[Dataset rows about figures]
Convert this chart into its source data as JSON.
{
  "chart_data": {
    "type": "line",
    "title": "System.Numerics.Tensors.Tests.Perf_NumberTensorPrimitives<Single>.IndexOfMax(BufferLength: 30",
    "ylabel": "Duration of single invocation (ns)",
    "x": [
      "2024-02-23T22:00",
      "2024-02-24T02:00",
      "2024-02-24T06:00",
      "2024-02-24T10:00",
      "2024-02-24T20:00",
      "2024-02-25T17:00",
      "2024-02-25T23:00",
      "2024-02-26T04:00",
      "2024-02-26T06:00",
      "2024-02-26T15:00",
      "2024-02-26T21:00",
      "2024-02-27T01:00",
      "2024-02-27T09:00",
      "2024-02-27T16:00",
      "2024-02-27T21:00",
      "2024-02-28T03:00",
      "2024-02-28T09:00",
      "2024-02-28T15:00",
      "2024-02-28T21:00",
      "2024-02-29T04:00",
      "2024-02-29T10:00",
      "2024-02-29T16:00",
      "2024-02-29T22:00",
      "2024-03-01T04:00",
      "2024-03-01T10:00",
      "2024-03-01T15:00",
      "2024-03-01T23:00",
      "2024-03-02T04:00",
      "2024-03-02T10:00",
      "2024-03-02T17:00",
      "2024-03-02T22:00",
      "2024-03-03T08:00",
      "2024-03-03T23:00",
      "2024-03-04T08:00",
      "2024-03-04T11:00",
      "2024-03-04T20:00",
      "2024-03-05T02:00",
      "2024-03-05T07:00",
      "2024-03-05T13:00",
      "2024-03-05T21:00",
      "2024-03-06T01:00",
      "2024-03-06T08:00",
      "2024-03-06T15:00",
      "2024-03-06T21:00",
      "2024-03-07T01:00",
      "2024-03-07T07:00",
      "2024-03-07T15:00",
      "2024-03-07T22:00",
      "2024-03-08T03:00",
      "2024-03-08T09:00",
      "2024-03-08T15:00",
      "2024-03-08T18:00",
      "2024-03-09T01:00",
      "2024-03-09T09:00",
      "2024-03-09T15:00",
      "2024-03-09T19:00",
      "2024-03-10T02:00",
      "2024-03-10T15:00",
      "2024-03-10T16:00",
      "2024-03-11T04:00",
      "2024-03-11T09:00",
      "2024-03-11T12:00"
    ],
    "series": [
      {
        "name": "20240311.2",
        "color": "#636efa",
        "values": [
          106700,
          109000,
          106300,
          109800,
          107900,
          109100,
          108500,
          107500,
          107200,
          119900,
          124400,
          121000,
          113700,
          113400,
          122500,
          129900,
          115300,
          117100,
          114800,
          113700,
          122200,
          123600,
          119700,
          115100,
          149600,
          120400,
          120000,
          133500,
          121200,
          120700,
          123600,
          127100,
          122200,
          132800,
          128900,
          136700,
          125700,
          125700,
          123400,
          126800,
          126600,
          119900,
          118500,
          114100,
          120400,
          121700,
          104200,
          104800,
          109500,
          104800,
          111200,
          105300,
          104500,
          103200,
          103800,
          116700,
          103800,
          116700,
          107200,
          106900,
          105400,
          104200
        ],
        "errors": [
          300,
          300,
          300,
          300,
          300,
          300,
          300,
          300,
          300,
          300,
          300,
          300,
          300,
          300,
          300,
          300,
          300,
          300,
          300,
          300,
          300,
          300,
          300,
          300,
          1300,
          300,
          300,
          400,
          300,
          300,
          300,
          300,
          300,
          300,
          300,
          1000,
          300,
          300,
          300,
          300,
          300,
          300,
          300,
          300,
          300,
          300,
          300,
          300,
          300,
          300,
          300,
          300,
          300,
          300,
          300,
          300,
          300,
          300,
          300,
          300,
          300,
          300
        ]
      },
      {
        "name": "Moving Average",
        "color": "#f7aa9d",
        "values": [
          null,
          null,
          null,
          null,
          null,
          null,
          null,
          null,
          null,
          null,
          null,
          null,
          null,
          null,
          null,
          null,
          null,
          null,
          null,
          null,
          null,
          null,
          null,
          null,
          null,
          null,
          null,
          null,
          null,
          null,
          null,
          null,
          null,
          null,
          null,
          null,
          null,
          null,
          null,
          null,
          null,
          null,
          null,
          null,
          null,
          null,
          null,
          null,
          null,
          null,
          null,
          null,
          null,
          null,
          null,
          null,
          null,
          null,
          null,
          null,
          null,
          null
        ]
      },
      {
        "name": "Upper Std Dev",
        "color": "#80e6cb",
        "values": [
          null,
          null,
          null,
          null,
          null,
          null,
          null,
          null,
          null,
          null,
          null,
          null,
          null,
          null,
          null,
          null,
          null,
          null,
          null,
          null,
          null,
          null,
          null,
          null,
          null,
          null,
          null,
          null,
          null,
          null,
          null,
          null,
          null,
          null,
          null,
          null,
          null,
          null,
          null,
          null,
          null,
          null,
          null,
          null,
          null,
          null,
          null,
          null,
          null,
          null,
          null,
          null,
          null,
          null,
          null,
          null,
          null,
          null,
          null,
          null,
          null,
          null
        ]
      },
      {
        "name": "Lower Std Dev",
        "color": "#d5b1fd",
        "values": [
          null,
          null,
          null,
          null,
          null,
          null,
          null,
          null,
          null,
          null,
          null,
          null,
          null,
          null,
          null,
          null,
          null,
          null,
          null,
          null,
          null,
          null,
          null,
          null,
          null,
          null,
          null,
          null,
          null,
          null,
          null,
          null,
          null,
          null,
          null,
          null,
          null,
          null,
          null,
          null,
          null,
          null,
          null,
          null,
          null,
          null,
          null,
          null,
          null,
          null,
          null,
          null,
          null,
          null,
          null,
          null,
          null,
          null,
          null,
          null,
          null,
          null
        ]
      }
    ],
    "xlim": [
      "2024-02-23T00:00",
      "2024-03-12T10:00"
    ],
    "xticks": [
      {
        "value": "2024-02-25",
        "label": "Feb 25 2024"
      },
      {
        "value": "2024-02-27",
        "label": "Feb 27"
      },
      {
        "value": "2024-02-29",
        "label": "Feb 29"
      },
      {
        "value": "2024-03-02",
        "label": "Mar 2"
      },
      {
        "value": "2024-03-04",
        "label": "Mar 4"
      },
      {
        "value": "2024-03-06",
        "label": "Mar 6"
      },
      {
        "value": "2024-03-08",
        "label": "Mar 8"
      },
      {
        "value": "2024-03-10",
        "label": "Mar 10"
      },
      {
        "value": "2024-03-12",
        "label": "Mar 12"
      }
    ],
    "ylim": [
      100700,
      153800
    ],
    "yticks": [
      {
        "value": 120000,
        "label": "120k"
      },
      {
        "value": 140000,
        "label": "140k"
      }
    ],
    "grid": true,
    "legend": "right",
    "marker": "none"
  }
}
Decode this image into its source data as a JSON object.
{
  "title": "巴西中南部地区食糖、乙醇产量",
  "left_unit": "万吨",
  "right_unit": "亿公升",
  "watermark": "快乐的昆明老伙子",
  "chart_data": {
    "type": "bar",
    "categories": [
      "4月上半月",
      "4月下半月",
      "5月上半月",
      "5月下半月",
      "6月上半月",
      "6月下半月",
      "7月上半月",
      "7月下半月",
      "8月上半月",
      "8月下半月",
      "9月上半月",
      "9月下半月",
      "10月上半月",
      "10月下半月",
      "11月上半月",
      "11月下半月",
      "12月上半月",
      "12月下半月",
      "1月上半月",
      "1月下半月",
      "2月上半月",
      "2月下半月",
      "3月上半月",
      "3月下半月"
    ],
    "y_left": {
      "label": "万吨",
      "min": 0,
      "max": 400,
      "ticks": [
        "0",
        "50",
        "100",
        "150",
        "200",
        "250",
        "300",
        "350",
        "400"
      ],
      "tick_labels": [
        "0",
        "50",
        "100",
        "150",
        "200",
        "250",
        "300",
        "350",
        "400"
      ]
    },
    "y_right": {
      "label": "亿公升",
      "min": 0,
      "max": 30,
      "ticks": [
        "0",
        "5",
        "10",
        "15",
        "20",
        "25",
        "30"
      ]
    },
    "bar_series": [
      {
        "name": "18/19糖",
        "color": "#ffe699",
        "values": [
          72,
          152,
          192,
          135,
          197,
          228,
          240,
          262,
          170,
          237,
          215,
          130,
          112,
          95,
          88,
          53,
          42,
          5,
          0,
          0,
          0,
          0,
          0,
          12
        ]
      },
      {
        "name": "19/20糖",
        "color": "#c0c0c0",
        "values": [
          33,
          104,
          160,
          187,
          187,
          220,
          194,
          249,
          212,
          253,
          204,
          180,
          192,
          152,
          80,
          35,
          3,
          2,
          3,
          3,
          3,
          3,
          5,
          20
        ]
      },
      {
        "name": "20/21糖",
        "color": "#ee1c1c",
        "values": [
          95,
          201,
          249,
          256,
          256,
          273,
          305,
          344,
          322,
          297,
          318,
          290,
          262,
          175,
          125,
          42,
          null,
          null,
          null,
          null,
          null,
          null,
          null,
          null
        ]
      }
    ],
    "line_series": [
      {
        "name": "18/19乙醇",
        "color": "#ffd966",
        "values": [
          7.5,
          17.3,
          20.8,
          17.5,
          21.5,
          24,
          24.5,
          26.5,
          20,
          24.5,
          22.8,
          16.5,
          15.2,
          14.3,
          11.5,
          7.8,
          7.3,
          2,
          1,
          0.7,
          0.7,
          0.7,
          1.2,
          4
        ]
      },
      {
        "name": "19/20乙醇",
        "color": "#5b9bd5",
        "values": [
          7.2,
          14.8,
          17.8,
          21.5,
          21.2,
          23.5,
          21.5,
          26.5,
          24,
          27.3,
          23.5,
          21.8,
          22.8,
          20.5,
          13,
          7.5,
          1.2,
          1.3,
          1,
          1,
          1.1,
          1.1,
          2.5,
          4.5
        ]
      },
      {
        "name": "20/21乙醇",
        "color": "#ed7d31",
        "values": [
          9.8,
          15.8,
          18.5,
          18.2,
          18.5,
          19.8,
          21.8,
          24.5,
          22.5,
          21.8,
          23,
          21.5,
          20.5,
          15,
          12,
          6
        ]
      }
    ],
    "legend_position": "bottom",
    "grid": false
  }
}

TASK TO COMPLETE | Copy out every line from the data above that has "color" in it.

FULL SOLUTION |
        "color": "#636efa",
        "color": "#f7aa9d",
        "color": "#80e6cb",
        "color": "#d5b1fd",
        "color": "#ffe699",
        "color": "#c0c0c0",
        "color": "#ee1c1c",
        "color": "#ffd966",
        "color": "#5b9bd5",
        "color": "#ed7d31",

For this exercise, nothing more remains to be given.